> **Provided passage**
****

So I went back to mod_musicindex while I kept looking for alternatives. One of the quirks with mod_musicindex that I found, was its rendering of proper unicode characters. I jumped into the #apache IRC channel on Freenode to ask for some guidance with respect to “tricking” the right charset to be used (for example, Björk was showing up as B?ork) and one of the lurkers in #apache asked if I’d ever heard of “Ampache” before. I hadn’t, so I trundled over and installed a copy.

The installation was really clunky and challenging, and I had to go into the code at one point and gut out a check which was throwing an error, because it made assumptions about my Apache setup that were just not valid.

I installed that, configured it, added a “catalog” (what ampache calls a collection of your music) to begin navigating through the interface.

In doing so, I realized that there were still quite a few mp3 flies with the wrong ID3v2 metadata or missing/incorrect album covers.

So that’s where I am now. I’m using a combination of Ampache + TagTuner to go through my entire MP3 collection and “normalizing” all of the data in each file. It’s long and drawn out work, but ultimately beneficial, since I only have to do it once.

And when I get back on the train to NY again and “Shaggy” is working, I can show him this system and see if it would be useful for his own DJ rig or parties.

THAT, is yak shaving in the true sense and spirit of the term.

****

> **Material**
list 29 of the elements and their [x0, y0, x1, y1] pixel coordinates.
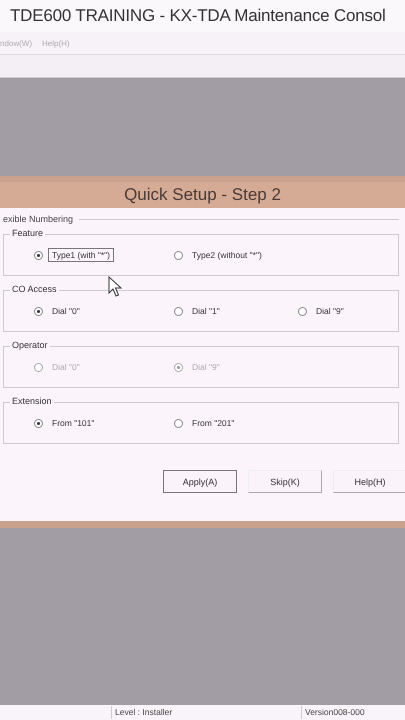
group-label: CO Access [10, 284, 59, 294]
radio-button[interactable] [174, 418, 183, 428]
option-label: Dial "9" [191, 361, 221, 374]
status-text: Version008-000 [301, 706, 365, 719]
status-text: Level : Installer [111, 706, 301, 719]
option-label: Dial "0" [51, 361, 81, 374]
group-label: Extension [10, 396, 54, 406]
option-label[interactable]: Dial "9" [312, 304, 348, 318]
radio-button[interactable] [174, 306, 183, 316]
mouse-pointer-icon [108, 276, 122, 298]
option-label[interactable]: From "201" [188, 416, 238, 430]
radio-button[interactable] [34, 418, 43, 428]
dialog-button[interactable]: Skip(K) [248, 470, 322, 493]
radio-button[interactable] [34, 250, 43, 260]
dialog-title: Quick Setup - Step 2 [0, 182, 405, 208]
group-label: Feature [10, 228, 46, 238]
option-label[interactable]: Dial "0" [48, 304, 84, 318]
group-label: Operator [10, 340, 50, 350]
option-label[interactable]: From "101" [48, 416, 98, 430]
dialog-button[interactable]: Apply(A) [163, 470, 237, 493]
option-label[interactable]: Dial "1" [188, 304, 224, 318]
dialog-button[interactable]: Help(H) [333, 470, 405, 493]
window-title: TDE600 TRAINING - KX-TDA Maintenance Consol [10, 6, 386, 26]
section-label: exible Numbering [3, 214, 74, 224]
radio-button[interactable] [34, 306, 43, 316]
option-label[interactable]: Type2 (without "*") [188, 248, 266, 262]
radio-button[interactable] [174, 250, 183, 260]
radio-button[interactable] [298, 306, 307, 316]
option-label[interactable]: Type1 (with "*") [48, 248, 114, 262]
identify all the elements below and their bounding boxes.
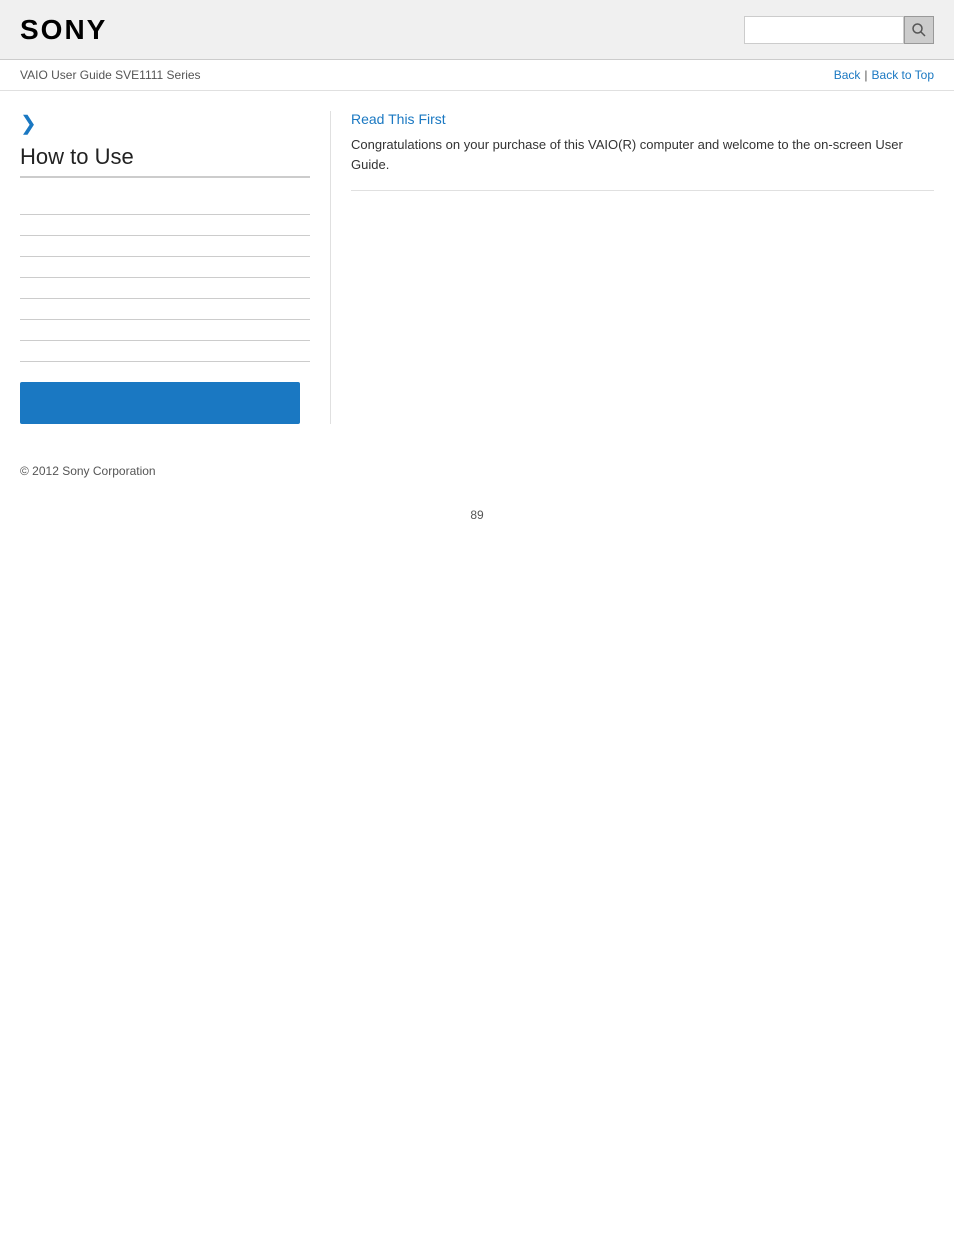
search-icon (911, 22, 927, 38)
search-button[interactable] (904, 16, 934, 44)
back-to-top-link[interactable]: Back to Top (872, 68, 934, 82)
read-this-first-link[interactable]: Read This First (351, 111, 934, 127)
list-item[interactable] (20, 299, 310, 320)
page-number: 89 (0, 498, 954, 532)
search-container (744, 16, 934, 44)
list-item[interactable] (20, 194, 310, 215)
blue-box-banner (20, 382, 300, 424)
breadcrumb: VAIO User Guide SVE1111 Series (20, 68, 201, 82)
list-item[interactable] (20, 320, 310, 341)
list-item[interactable] (20, 341, 310, 362)
copyright: © 2012 Sony Corporation (20, 464, 156, 478)
header: SONY (0, 0, 954, 60)
main-content: ❯ How to Use (0, 91, 954, 444)
list-item[interactable] (20, 278, 310, 299)
chevron-right-icon: ❯ (20, 111, 310, 136)
list-item[interactable] (20, 215, 310, 236)
content-description: Congratulations on your purchase of this… (351, 135, 934, 191)
footer: © 2012 Sony Corporation (0, 444, 954, 498)
back-link[interactable]: Back (834, 68, 861, 82)
sidebar-items (20, 194, 310, 362)
nav-right: Back | Back to Top (834, 68, 934, 82)
list-item[interactable] (20, 236, 310, 257)
search-input[interactable] (744, 16, 904, 44)
nav-separator: | (864, 68, 867, 82)
nav-bar: VAIO User Guide SVE1111 Series Back | Ba… (0, 60, 954, 91)
sony-logo: SONY (20, 14, 107, 46)
list-item[interactable] (20, 257, 310, 278)
section-title: How to Use (20, 144, 310, 178)
sidebar: ❯ How to Use (20, 111, 330, 424)
content-area: Read This First Congratulations on your … (330, 111, 934, 424)
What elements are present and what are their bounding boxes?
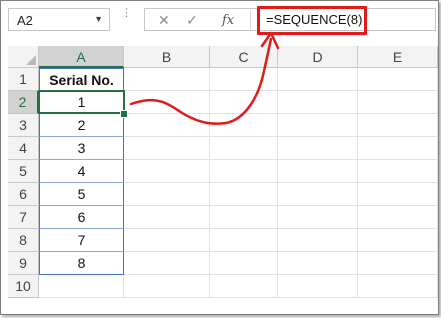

****

> **Written request**
Retype the stretch of the music-library passage above from "The installation was" through "do it once." word for word.

> **Exercise solution**
The installation was really clunky and challenging, and I had to go into the code at one point and gut out a check which was throwing an error, because it made assumptions about my Apache setup that were just not valid.

I installed that, configured it, added a “catalog” (what ampache calls a collection of your music) to begin navigating through the interface.

In doing so, I realized that there were still quite a few mp3 flies with the wrong ID3v2 metadata or missing/incorrect album covers.

So that’s where I am now. I’m using a combination of Ampache + TagTuner to go through my entire MP3 collection and “normalizing” all of the data in each file. It’s long and drawn out work, but ultimately beneficial, since I only have to do it once.